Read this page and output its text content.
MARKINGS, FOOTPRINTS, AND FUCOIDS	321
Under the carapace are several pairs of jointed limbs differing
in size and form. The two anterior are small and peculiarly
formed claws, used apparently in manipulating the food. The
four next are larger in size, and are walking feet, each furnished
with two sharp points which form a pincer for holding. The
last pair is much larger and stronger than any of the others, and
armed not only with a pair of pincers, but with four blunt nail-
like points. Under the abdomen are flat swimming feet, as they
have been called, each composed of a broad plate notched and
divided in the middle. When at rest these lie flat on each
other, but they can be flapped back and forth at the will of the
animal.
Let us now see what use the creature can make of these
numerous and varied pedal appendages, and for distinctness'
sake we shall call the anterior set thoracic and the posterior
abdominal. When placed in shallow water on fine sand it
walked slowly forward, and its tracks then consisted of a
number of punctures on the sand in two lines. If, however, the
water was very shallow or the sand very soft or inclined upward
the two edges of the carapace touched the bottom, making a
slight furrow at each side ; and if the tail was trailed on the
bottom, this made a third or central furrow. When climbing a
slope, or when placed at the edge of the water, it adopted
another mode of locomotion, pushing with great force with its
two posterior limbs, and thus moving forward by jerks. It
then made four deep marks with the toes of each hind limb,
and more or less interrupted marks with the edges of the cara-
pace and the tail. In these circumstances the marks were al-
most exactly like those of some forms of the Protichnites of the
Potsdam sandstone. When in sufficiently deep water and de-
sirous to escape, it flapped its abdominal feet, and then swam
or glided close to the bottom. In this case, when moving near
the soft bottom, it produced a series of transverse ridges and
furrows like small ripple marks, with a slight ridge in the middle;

--------------------

What is asked:
For this exercise, gather every line of the data that contains the word "tail".

Result of the task:
slight furrow at each side ; and if the tail was trailed on the
pace and the tail. In these circumstances the marks were al-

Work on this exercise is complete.